---------- DATA ----------

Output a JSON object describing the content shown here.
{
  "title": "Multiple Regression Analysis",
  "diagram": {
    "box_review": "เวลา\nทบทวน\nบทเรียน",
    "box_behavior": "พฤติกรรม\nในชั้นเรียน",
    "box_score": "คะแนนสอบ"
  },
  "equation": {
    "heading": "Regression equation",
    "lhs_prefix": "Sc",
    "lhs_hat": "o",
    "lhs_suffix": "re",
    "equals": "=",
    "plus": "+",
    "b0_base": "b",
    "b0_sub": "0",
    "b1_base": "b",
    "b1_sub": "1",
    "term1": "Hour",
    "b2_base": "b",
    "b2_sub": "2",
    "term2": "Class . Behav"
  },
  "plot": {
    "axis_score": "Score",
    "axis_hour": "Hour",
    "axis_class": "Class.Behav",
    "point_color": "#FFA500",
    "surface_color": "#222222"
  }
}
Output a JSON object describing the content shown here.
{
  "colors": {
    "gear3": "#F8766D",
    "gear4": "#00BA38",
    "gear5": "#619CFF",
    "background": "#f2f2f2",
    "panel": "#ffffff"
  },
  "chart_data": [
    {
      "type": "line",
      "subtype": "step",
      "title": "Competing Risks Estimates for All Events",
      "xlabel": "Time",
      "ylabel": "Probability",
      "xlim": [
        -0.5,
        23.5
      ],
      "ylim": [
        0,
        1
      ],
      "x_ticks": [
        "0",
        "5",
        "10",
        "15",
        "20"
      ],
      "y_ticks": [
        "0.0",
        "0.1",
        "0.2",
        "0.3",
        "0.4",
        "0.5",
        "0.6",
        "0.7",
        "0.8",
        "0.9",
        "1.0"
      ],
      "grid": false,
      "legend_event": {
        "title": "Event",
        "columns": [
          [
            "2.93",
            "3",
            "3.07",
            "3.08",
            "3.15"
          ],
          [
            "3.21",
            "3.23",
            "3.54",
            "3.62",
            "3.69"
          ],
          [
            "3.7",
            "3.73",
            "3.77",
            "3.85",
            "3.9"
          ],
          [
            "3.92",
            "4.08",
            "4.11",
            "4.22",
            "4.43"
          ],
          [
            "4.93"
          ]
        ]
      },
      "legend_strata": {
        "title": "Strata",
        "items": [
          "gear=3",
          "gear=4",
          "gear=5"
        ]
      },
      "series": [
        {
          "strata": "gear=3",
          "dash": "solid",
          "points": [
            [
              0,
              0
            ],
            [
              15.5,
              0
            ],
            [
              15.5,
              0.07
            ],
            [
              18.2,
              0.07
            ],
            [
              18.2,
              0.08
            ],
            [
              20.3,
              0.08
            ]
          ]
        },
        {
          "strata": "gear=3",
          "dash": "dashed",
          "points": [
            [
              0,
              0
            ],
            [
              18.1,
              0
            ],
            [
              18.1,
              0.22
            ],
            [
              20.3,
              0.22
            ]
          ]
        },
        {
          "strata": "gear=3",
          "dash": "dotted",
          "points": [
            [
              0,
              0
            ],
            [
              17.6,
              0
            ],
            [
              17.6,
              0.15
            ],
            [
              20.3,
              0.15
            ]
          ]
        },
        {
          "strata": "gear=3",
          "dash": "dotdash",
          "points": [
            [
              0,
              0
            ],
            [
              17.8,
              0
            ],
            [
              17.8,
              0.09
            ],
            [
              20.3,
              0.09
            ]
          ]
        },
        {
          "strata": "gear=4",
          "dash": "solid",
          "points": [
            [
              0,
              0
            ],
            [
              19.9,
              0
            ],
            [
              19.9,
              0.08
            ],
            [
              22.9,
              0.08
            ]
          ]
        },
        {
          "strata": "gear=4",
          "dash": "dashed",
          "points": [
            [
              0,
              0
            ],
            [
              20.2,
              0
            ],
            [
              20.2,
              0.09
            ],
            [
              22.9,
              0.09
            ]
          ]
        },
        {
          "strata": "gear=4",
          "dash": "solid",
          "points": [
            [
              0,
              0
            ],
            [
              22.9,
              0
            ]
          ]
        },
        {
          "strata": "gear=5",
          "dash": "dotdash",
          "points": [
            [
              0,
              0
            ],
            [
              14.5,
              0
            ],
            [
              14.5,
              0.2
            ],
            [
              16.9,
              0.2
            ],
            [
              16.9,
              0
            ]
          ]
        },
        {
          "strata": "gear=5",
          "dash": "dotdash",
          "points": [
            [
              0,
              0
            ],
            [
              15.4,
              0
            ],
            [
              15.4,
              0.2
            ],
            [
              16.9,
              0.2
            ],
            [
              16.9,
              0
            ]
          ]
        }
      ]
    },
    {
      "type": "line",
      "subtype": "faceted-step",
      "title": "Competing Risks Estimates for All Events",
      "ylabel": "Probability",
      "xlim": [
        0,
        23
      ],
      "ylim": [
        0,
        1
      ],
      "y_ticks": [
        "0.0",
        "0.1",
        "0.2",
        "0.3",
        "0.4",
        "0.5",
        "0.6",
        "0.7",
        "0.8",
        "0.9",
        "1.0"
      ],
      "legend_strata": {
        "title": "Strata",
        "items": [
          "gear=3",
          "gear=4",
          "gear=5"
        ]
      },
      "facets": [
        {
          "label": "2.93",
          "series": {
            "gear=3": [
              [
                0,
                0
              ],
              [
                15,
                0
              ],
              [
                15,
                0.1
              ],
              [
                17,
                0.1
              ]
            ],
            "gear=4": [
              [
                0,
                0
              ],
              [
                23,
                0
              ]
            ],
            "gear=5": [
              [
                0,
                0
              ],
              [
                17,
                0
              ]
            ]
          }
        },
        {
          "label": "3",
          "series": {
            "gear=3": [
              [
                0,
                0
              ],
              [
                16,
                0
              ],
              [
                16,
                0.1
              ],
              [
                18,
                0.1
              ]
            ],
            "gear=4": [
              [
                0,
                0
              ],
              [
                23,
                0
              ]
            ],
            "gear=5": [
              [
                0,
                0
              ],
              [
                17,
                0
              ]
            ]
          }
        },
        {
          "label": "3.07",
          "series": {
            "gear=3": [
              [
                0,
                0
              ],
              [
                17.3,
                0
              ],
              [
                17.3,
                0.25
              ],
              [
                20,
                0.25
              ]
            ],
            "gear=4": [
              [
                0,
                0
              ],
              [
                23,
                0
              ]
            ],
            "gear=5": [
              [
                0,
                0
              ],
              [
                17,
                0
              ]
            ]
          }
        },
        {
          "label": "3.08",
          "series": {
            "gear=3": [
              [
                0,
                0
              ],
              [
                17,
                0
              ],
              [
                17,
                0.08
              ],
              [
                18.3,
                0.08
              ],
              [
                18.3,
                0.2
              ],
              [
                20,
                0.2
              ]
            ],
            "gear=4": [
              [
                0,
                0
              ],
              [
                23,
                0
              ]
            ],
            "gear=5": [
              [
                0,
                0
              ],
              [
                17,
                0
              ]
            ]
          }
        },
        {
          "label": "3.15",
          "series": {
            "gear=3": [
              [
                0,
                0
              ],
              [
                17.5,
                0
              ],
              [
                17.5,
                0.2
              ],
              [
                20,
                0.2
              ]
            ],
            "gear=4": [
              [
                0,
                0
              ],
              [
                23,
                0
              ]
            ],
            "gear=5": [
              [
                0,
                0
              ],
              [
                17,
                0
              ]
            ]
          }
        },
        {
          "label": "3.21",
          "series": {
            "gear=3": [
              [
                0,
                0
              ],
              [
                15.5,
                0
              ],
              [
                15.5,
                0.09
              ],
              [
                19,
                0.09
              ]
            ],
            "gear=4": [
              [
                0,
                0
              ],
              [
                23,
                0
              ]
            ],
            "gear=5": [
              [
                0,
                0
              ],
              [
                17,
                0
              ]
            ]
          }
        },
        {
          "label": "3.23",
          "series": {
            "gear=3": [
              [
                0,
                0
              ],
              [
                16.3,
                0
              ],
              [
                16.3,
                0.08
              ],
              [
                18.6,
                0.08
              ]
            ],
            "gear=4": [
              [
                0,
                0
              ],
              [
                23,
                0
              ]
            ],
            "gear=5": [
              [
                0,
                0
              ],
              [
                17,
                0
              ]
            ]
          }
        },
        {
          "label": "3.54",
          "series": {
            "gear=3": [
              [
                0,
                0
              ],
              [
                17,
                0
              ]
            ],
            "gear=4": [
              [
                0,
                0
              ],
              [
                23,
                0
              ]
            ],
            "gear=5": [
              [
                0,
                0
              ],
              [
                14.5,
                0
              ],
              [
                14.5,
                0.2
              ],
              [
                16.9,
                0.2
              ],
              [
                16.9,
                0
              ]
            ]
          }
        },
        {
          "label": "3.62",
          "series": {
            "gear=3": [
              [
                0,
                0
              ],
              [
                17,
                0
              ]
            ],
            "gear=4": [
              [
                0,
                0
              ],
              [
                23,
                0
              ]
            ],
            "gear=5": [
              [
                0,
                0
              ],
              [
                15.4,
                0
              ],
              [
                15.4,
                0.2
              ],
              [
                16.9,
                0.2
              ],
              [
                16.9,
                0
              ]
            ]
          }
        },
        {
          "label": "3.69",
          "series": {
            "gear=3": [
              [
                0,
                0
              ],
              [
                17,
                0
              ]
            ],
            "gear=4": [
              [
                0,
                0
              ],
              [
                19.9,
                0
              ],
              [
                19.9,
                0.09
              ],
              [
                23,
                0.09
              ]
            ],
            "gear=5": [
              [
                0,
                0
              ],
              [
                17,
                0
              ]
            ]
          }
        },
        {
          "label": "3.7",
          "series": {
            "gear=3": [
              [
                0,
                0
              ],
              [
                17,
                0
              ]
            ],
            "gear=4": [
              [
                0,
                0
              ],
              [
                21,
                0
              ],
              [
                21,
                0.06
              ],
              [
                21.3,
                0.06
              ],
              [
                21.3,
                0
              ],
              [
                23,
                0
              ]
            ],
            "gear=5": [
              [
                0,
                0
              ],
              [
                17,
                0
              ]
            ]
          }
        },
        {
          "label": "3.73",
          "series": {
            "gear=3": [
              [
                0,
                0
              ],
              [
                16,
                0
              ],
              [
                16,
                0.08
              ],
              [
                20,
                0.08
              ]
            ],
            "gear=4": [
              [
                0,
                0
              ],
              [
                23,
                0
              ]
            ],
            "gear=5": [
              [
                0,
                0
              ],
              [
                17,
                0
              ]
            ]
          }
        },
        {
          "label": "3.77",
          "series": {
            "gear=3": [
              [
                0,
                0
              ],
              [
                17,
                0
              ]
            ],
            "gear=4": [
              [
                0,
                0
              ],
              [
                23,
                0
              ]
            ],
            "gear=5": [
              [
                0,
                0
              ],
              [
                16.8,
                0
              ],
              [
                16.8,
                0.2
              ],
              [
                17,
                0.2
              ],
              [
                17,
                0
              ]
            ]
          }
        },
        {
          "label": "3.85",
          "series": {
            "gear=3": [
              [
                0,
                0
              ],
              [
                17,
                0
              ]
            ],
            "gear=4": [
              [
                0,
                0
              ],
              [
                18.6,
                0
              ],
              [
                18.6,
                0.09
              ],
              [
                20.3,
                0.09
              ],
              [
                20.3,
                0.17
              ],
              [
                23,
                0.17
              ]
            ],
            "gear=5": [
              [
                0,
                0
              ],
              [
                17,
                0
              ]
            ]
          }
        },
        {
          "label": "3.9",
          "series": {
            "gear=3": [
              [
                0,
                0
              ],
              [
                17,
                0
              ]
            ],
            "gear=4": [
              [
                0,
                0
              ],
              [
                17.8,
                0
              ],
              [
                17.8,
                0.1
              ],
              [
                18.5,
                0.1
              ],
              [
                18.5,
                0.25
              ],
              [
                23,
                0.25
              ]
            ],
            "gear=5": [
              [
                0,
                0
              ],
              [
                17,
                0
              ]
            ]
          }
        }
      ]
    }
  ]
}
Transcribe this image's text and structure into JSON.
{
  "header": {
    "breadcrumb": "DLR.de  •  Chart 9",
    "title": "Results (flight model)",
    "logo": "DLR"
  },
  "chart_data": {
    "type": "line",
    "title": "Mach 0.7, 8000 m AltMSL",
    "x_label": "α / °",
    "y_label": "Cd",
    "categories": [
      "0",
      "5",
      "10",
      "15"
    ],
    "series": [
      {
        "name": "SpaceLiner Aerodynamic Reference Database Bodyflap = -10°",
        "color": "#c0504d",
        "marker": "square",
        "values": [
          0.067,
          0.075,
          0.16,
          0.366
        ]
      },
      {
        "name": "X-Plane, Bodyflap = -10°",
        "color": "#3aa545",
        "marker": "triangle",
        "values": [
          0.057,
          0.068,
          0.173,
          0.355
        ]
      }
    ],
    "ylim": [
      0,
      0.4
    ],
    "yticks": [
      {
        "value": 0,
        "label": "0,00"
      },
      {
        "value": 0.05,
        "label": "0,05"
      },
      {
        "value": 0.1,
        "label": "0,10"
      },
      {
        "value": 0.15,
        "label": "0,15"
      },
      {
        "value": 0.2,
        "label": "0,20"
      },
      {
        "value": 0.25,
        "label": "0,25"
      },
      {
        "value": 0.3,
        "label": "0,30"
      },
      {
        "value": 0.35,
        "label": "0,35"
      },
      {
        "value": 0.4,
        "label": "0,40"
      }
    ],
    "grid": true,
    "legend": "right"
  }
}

----------

Search the records for the word "Regression". Copy every line that has it.

*RESPONSE TO THIS TASK*
  "title": "Multiple Regression Analysis",
    "heading": "Regression equation",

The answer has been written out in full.